## Written problem
Copy every record below, exactly as written.

## Given data
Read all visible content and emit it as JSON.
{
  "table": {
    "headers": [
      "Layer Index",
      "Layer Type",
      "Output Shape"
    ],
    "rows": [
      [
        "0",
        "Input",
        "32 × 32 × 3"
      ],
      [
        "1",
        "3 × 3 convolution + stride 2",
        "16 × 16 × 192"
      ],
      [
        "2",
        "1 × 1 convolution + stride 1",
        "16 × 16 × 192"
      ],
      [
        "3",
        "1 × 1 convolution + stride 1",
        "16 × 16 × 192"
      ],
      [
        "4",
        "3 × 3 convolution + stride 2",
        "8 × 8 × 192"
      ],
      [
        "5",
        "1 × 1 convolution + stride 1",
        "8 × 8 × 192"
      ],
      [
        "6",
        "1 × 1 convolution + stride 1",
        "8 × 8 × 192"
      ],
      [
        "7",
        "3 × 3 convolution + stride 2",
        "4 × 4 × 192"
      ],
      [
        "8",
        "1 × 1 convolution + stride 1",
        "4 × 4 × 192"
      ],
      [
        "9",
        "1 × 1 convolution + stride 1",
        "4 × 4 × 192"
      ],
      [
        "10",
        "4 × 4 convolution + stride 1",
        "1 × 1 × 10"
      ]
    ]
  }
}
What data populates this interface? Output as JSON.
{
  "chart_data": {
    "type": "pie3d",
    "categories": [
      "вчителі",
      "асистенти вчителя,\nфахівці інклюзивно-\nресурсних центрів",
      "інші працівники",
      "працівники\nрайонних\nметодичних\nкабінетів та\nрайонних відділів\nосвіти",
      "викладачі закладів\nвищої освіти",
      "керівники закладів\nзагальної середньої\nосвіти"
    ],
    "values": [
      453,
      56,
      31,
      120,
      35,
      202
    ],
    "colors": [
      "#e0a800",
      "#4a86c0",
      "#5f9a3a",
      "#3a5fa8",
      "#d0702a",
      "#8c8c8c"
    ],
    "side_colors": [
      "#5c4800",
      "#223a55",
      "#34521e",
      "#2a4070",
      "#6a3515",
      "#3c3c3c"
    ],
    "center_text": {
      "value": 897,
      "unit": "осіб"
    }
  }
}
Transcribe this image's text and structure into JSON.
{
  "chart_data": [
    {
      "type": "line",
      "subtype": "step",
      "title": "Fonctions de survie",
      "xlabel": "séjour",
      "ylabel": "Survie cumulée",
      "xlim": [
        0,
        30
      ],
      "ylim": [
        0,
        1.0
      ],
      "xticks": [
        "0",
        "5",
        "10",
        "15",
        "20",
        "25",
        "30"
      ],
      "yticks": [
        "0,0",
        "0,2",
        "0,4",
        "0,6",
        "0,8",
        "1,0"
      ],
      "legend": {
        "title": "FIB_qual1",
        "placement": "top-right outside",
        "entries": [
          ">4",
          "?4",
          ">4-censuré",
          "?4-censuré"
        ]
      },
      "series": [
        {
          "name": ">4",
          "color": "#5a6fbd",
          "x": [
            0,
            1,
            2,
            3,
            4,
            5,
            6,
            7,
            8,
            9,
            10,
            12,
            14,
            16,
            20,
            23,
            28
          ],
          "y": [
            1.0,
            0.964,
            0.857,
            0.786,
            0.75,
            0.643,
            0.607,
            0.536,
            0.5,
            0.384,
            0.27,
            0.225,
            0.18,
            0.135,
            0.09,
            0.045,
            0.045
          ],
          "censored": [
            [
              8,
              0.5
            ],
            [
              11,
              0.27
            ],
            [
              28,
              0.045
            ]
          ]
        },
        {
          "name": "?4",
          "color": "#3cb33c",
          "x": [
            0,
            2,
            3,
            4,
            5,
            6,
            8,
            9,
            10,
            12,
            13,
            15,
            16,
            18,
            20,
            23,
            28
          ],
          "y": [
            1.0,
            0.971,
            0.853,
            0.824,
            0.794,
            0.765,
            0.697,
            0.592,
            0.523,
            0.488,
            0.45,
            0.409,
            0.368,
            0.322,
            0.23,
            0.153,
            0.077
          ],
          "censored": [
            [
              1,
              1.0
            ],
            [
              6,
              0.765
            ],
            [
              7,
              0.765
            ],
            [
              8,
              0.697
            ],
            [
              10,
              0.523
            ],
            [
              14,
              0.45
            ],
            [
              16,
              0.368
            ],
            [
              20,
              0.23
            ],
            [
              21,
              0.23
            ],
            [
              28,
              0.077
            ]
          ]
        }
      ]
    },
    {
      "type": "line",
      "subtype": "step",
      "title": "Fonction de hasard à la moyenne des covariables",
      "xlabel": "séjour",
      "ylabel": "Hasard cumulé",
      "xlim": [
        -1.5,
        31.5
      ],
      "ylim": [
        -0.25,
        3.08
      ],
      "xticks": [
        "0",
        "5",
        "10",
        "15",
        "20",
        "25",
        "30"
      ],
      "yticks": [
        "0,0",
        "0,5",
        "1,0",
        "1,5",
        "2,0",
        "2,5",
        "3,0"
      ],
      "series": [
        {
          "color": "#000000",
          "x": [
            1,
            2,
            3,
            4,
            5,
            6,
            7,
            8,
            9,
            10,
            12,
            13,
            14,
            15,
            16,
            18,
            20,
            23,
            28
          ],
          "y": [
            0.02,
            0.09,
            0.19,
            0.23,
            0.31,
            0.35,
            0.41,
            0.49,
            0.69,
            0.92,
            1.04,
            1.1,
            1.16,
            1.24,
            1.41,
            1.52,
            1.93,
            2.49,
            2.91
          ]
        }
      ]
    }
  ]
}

## Right answer
Read all visible content and emit it as JSON.
{
  "table": {
    "headers": [
      "Layer Index",
      "Layer Type",
      "Output Shape"
    ],
    "rows": [
      [
        "0",
        "Input",
        "32 × 32 × 3"
      ],
      [
        "1",
        "3 × 3 convolution + stride 2",
        "16 × 16 × 192"
      ],
      [
        "2",
        "1 × 1 convolution + stride 1",
        "16 × 16 × 192"
      ],
      [
        "3",
        "1 × 1 convolution + stride 1",
        "16 × 16 × 192"
      ],
      [
        "4",
        "3 × 3 convolution + stride 2",
        "8 × 8 × 192"
      ],
      [
        "5",
        "1 × 1 convolution + stride 1",
        "8 × 8 × 192"
      ],
      [
        "6",
        "1 × 1 convolution + stride 1",
        "8 × 8 × 192"
      ],
      [
        "7",
        "3 × 3 convolution + stride 2",
        "4 × 4 × 192"
      ],
      [
        "8",
        "1 × 1 convolution + stride 1",
        "4 × 4 × 192"
      ],
      [
        "9",
        "1 × 1 convolution + stride 1",
        "4 × 4 × 192"
      ],
      [
        "10",
        "4 × 4 convolution + stride 1",
        "1 × 1 × 10"
      ]
    ]
  }
}
What data populates this interface? Output as JSON.
{
  "chart_data": {
    "type": "pie3d",
    "categories": [
      "вчителі",
      "асистенти вчителя,\nфахівці інклюзивно-\nресурсних центрів",
      "інші працівники",
      "працівники\nрайонних\nметодичних\nкабінетів та\nрайонних відділів\nосвіти",
      "викладачі закладів\nвищої освіти",
      "керівники закладів\nзагальної середньої\nосвіти"
    ],
    "values": [
      453,
      56,
      31,
      120,
      35,
      202
    ],
    "colors": [
      "#e0a800",
      "#4a86c0",
      "#5f9a3a",
      "#3a5fa8",
      "#d0702a",
      "#8c8c8c"
    ],
    "side_colors": [
      "#5c4800",
      "#223a55",
      "#34521e",
      "#2a4070",
      "#6a3515",
      "#3c3c3c"
    ],
    "center_text": {
      "value": 897,
      "unit": "осіб"
    }
  }
}
Transcribe this image's text and structure into JSON.
{
  "chart_data": [
    {
      "type": "line",
      "subtype": "step",
      "title": "Fonctions de survie",
      "xlabel": "séjour",
      "ylabel": "Survie cumulée",
      "xlim": [
        0,
        30
      ],
      "ylim": [
        0,
        1.0
      ],
      "xticks": [
        "0",
        "5",
        "10",
        "15",
        "20",
        "25",
        "30"
      ],
      "yticks": [
        "0,0",
        "0,2",
        "0,4",
        "0,6",
        "0,8",
        "1,0"
      ],
      "legend": {
        "title": "FIB_qual1",
        "placement": "top-right outside",
        "entries": [
          ">4",
          "?4",
          ">4-censuré",
          "?4-censuré"
        ]
      },
      "series": [
        {
          "name": ">4",
          "color": "#5a6fbd",
          "x": [
            0,
            1,
            2,
            3,
            4,
            5,
            6,
            7,
            8,
            9,
            10,
            12,
            14,
            16,
            20,
            23,
            28
          ],
          "y": [
            1.0,
            0.964,
            0.857,
            0.786,
            0.75,
            0.643,
            0.607,
            0.536,
            0.5,
            0.384,
            0.27,
            0.225,
            0.18,
            0.135,
            0.09,
            0.045,
            0.045
          ],
          "censored": [
            [
              8,
              0.5
            ],
            [
              11,
              0.27
            ],
            [
              28,
              0.045
            ]
          ]
        },
        {
          "name": "?4",
          "color": "#3cb33c",
          "x": [
            0,
            2,
            3,
            4,
            5,
            6,
            8,
            9,
            10,
            12,
            13,
            15,
            16,
            18,
            20,
            23,
            28
          ],
          "y": [
            1.0,
            0.971,
            0.853,
            0.824,
            0.794,
            0.765,
            0.697,
            0.592,
            0.523,
            0.488,
            0.45,
            0.409,
            0.368,
            0.322,
            0.23,
            0.153,
            0.077
          ],
          "censored": [
            [
              1,
              1.0
            ],
            [
              6,
              0.765
            ],
            [
              7,
              0.765
            ],
            [
              8,
              0.697
            ],
            [
              10,
              0.523
            ],
            [
              14,
              0.45
            ],
            [
              16,
              0.368
            ],
            [
              20,
              0.23
            ],
            [
              21,
              0.23
            ],
            [
              28,
              0.077
            ]
          ]
        }
      ]
    },
    {
      "type": "line",
      "subtype": "step",
      "title": "Fonction de hasard à la moyenne des covariables",
      "xlabel": "séjour",
      "ylabel": "Hasard cumulé",
      "xlim": [
        -1.5,
        31.5
      ],
      "ylim": [
        -0.25,
        3.08
      ],
      "xticks": [
        "0",
        "5",
        "10",
        "15",
        "20",
        "25",
        "30"
      ],
      "yticks": [
        "0,0",
        "0,5",
        "1,0",
        "1,5",
        "2,0",
        "2,5",
        "3,0"
      ],
      "series": [
        {
          "color": "#000000",
          "x": [
            1,
            2,
            3,
            4,
            5,
            6,
            7,
            8,
            9,
            10,
            12,
            13,
            14,
            15,
            16,
            18,
            20,
            23,
            28
          ],
          "y": [
            0.02,
            0.09,
            0.19,
            0.23,
            0.31,
            0.35,
            0.41,
            0.49,
            0.69,
            0.92,
            1.04,
            1.1,
            1.16,
            1.24,
            1.41,
            1.52,
            1.93,
            2.49,
            2.91
          ]
        }
      ]
    }
  ]
}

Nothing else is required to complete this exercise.